■ **JOB**
Report, as a bare number, how many lines hold "model".

■ **SUPPLIED MATERIAL**
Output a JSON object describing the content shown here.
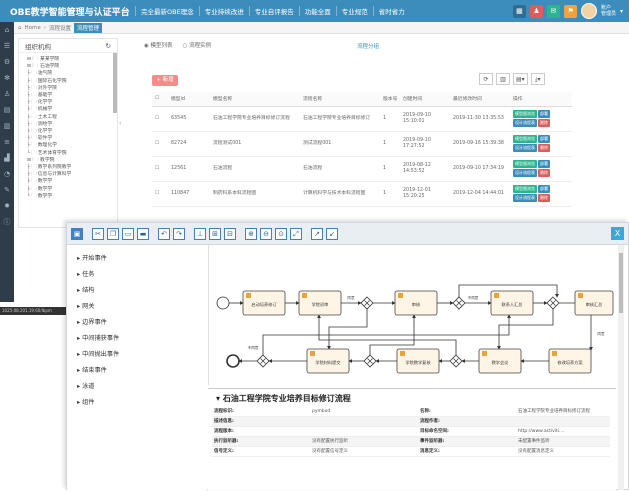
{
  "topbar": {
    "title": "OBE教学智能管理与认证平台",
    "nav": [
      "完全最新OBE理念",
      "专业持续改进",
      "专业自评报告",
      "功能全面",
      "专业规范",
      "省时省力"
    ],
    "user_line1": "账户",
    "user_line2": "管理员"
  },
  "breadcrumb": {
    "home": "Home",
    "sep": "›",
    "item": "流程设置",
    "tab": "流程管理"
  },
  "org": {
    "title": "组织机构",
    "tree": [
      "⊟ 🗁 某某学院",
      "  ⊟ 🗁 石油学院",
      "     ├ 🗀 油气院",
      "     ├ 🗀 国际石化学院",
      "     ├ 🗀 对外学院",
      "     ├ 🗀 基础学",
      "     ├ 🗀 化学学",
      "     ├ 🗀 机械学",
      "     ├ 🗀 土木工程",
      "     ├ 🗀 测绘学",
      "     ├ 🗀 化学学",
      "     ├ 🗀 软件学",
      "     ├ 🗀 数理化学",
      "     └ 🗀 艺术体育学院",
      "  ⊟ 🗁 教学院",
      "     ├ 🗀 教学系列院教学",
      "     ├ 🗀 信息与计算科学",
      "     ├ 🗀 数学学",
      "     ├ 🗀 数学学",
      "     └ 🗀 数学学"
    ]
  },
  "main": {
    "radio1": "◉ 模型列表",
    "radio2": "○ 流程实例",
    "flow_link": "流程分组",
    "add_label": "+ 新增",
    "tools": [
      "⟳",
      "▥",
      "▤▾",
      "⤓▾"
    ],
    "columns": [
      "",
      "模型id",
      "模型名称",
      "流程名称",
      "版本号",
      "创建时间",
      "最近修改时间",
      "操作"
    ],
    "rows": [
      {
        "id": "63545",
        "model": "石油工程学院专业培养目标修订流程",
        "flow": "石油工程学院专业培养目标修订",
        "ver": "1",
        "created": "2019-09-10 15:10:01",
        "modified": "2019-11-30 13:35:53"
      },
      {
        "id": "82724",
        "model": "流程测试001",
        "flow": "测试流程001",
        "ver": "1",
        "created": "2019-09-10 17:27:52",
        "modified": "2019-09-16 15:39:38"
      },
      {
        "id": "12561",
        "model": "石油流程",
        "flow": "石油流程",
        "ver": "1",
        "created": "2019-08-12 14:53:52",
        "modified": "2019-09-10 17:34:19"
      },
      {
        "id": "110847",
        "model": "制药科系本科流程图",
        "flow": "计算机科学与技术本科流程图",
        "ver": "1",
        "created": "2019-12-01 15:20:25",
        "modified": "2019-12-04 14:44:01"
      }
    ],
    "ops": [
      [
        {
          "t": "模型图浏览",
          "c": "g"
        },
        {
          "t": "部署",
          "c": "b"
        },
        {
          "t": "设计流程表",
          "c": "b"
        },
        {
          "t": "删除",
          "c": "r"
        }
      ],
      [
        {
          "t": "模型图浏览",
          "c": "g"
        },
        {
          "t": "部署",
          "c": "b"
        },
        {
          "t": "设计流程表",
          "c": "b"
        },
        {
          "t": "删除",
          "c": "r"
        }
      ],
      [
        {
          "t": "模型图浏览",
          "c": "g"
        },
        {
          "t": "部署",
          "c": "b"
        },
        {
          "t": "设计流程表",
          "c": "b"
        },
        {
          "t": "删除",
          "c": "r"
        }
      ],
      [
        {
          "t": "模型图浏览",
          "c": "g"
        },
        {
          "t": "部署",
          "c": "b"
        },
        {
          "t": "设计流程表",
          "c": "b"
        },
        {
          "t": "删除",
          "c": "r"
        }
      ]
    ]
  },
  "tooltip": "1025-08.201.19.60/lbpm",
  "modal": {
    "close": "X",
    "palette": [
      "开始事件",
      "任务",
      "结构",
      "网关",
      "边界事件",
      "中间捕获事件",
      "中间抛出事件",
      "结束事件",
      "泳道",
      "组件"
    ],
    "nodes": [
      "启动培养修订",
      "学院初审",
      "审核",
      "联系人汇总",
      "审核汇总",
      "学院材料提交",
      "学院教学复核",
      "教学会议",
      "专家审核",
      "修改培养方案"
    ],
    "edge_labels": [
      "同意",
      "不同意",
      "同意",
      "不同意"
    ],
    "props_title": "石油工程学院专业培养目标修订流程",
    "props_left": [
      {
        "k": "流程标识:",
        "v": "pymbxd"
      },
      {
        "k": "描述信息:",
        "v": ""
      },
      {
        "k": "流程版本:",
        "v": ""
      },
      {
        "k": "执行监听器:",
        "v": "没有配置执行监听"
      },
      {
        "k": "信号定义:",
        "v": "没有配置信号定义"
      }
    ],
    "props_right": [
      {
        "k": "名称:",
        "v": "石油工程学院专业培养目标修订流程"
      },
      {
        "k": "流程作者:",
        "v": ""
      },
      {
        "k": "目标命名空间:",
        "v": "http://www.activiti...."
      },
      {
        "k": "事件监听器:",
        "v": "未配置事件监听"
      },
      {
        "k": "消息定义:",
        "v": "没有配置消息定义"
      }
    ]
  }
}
---
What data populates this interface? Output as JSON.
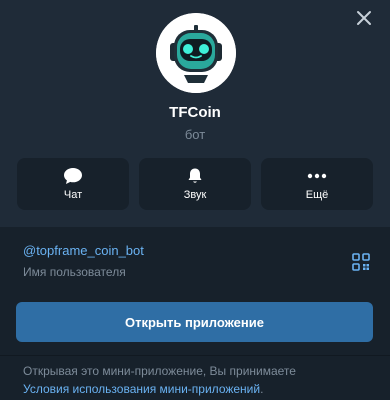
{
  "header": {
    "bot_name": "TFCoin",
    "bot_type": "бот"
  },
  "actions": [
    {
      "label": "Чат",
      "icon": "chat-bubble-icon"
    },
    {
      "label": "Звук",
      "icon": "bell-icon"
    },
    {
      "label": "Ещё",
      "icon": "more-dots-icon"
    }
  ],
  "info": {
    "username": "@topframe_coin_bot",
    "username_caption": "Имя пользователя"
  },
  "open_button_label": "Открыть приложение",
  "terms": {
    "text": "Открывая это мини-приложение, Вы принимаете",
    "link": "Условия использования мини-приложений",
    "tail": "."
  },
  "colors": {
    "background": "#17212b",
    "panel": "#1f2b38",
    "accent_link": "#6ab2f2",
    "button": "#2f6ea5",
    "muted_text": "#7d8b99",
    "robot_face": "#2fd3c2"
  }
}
==
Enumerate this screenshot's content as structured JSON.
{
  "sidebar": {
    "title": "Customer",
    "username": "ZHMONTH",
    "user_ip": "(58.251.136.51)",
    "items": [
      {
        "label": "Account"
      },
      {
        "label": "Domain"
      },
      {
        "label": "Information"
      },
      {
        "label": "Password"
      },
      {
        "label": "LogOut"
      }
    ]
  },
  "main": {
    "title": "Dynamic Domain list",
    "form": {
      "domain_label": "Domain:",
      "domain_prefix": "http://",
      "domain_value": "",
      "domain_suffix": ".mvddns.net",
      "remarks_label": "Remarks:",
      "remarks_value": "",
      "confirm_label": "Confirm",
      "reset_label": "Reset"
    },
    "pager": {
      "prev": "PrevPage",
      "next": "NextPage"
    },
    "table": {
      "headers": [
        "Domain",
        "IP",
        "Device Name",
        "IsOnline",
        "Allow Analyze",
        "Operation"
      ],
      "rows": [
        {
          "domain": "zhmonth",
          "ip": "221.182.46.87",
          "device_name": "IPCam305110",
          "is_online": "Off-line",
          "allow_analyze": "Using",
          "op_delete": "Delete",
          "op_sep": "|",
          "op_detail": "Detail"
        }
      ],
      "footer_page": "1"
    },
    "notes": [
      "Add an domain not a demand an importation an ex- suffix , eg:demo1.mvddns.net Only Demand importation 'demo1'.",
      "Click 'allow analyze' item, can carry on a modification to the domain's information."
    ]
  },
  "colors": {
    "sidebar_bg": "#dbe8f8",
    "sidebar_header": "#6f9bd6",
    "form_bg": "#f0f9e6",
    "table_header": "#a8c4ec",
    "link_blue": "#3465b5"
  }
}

■ **WRITTEN RESPONSE**
4